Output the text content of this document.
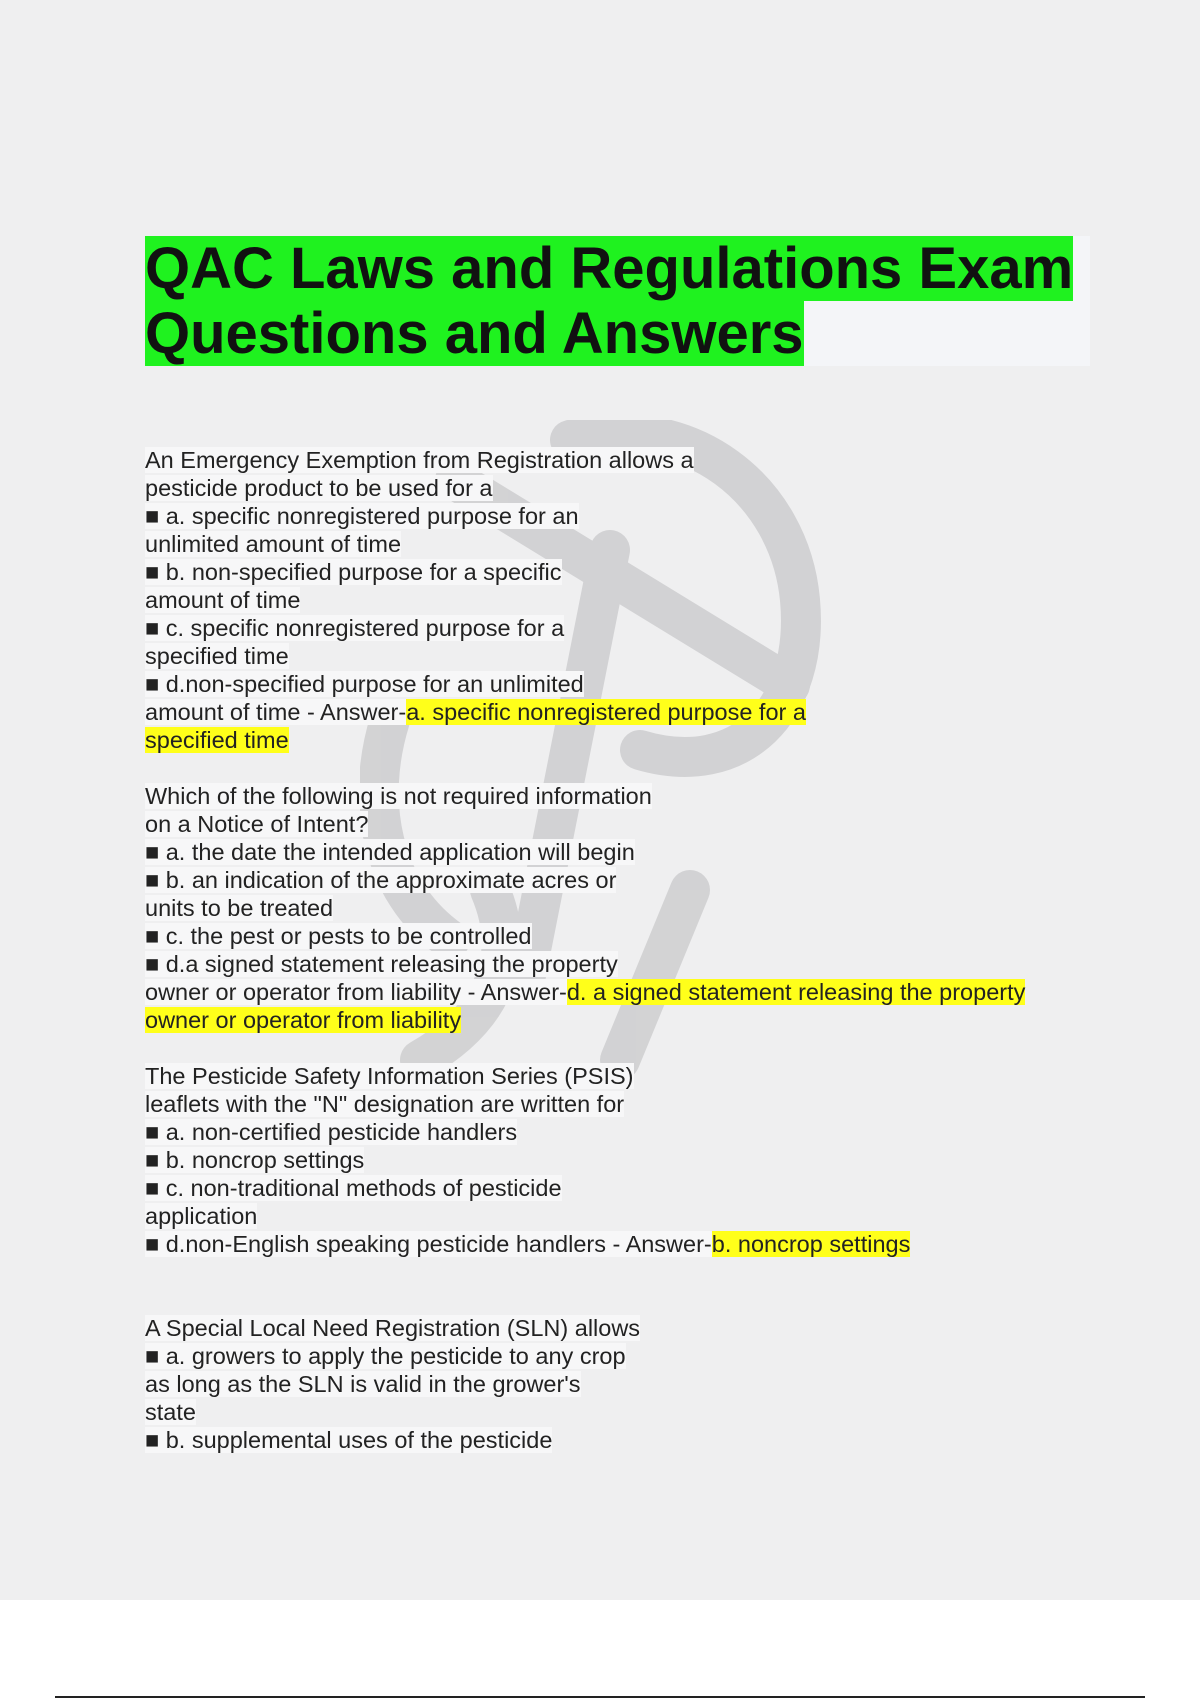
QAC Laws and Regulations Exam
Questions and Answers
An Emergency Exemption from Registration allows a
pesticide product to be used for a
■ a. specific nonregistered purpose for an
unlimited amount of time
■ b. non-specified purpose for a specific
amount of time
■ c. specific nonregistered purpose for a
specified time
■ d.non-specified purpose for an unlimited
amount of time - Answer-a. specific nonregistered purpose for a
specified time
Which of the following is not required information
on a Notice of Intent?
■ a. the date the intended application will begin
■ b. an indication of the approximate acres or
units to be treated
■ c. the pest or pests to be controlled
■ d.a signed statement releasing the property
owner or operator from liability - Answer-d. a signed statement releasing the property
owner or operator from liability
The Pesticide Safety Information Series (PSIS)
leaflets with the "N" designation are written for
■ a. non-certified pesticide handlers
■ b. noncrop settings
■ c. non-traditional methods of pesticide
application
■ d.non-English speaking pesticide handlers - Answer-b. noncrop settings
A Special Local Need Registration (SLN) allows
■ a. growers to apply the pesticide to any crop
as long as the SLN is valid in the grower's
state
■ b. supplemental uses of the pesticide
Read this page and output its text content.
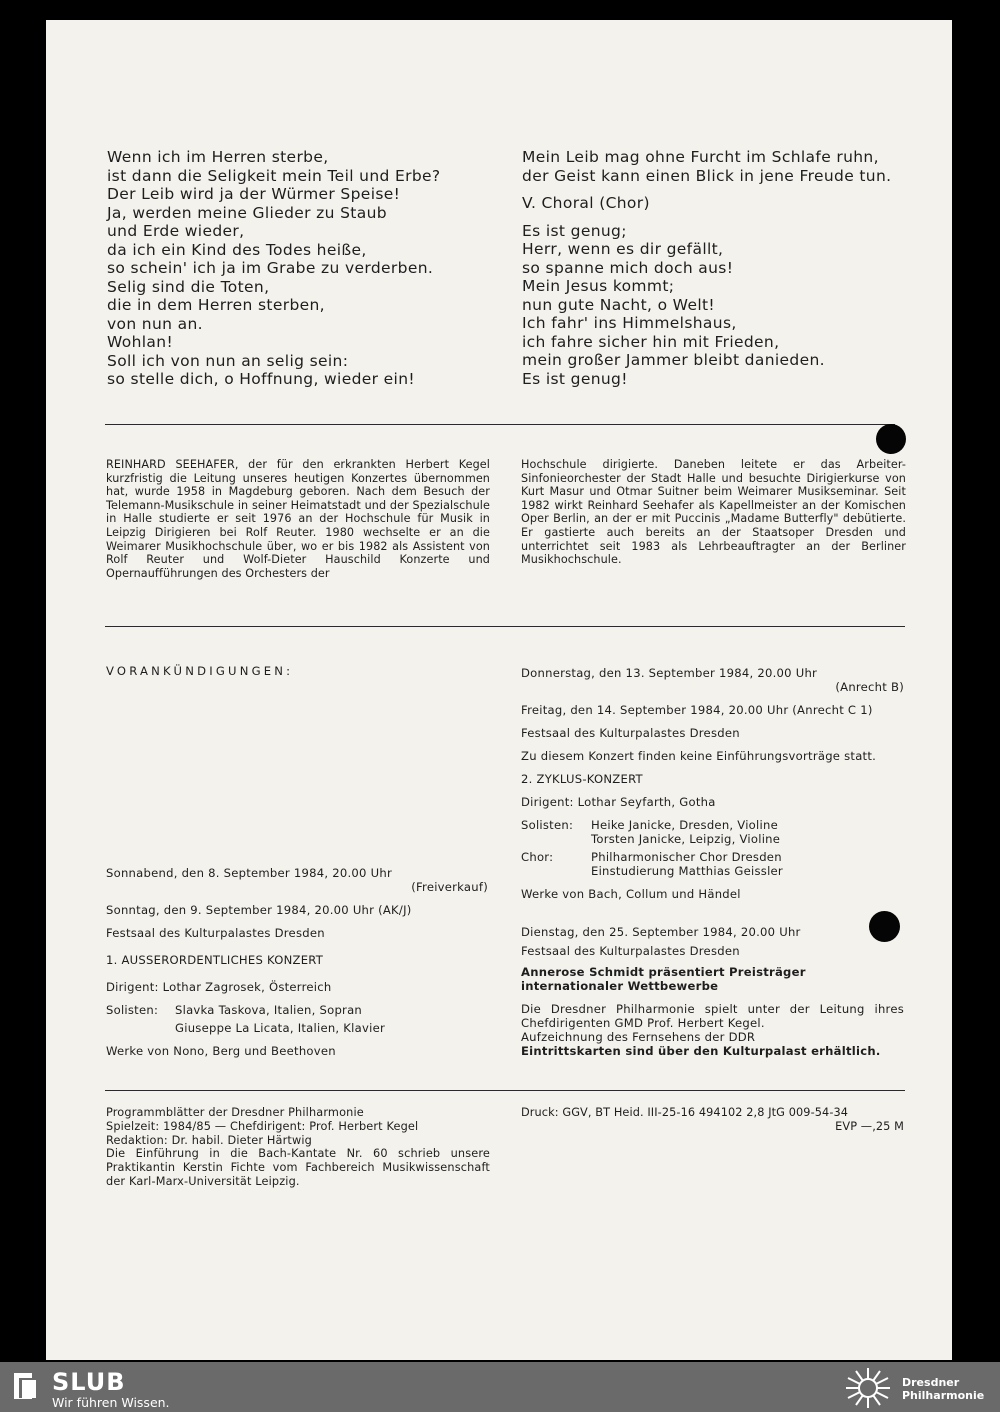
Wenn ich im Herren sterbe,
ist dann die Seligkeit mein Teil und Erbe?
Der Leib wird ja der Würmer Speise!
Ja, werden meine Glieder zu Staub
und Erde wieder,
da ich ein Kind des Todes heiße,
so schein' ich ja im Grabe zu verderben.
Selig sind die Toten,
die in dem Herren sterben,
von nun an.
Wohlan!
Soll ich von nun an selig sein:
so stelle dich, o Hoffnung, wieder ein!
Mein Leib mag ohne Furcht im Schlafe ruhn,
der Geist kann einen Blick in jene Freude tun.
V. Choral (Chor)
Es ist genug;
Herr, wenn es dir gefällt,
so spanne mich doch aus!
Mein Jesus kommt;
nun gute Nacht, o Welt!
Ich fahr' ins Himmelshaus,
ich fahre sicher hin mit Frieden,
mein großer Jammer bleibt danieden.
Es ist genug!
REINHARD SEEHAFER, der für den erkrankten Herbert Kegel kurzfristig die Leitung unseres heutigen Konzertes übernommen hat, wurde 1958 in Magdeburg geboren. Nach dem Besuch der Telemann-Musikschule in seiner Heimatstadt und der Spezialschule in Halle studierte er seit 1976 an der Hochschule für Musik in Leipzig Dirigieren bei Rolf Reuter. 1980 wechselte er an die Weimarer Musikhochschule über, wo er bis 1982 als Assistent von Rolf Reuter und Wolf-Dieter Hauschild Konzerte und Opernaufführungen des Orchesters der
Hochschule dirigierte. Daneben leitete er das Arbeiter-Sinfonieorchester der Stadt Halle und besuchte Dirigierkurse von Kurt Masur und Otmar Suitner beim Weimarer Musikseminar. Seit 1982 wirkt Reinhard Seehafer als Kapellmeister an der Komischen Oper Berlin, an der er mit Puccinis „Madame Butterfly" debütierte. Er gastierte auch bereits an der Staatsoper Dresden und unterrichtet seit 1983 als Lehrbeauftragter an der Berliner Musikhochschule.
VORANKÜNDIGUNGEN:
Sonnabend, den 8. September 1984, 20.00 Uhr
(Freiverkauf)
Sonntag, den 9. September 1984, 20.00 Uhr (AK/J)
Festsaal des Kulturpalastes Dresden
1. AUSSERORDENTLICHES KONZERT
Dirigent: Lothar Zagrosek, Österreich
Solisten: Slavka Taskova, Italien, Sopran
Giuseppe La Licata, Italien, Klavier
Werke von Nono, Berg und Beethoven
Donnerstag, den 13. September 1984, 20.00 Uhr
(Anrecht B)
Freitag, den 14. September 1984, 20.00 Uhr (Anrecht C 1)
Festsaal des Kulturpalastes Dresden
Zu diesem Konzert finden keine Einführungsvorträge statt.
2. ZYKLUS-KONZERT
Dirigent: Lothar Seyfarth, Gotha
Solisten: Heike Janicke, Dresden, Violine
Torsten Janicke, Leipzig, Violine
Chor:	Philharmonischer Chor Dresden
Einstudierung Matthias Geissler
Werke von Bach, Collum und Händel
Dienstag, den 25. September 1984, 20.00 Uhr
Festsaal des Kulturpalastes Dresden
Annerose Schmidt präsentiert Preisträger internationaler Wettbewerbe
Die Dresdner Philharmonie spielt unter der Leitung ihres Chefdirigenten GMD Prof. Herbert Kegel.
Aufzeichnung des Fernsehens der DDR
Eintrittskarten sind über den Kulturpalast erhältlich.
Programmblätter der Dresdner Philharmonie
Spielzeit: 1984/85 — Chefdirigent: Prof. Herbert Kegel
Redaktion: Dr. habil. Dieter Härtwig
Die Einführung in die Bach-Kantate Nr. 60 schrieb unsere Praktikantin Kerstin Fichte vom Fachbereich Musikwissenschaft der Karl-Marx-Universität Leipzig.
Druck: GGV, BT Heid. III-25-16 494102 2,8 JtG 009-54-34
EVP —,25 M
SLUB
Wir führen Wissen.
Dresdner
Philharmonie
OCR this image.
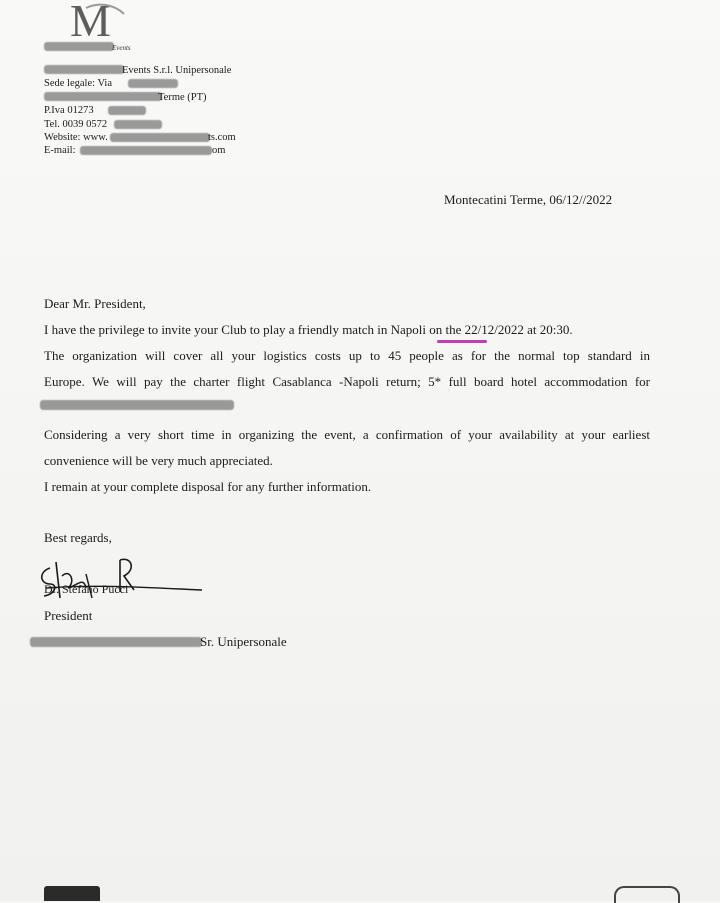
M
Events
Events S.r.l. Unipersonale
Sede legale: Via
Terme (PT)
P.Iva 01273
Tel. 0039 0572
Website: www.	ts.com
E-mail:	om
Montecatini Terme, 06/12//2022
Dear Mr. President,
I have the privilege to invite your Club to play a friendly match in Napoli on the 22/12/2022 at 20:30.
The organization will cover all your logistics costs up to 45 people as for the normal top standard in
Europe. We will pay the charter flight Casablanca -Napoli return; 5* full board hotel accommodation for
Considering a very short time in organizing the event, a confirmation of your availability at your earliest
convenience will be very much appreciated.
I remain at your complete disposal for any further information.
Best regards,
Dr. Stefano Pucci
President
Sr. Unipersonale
================
Each line from the one containing "OCR this image." through the last line of the listing is to be given again exactly, with no pictures and no other lines.

OCR this image.
M
Events
Events S.r.l. Unipersonale
Sede legale: Via
Terme (PT)
P.Iva 01273
Tel. 0039 0572
Website: www.	ts.com
E-mail:	om
Montecatini Terme, 06/12//2022
Dear Mr. President,
I have the privilege to invite your Club to play a friendly match in Napoli on the 22/12/2022 at 20:30.
The organization will cover all your logistics costs up to 45 people as for the normal top standard in
Europe. We will pay the charter flight Casablanca -Napoli return; 5* full board hotel accommodation for
Considering a very short time in organizing the event, a confirmation of your availability at your earliest
convenience will be very much appreciated.
I remain at your complete disposal for any further information.
Best regards,
Dr. Stefano Pucci
President
Sr. Unipersonale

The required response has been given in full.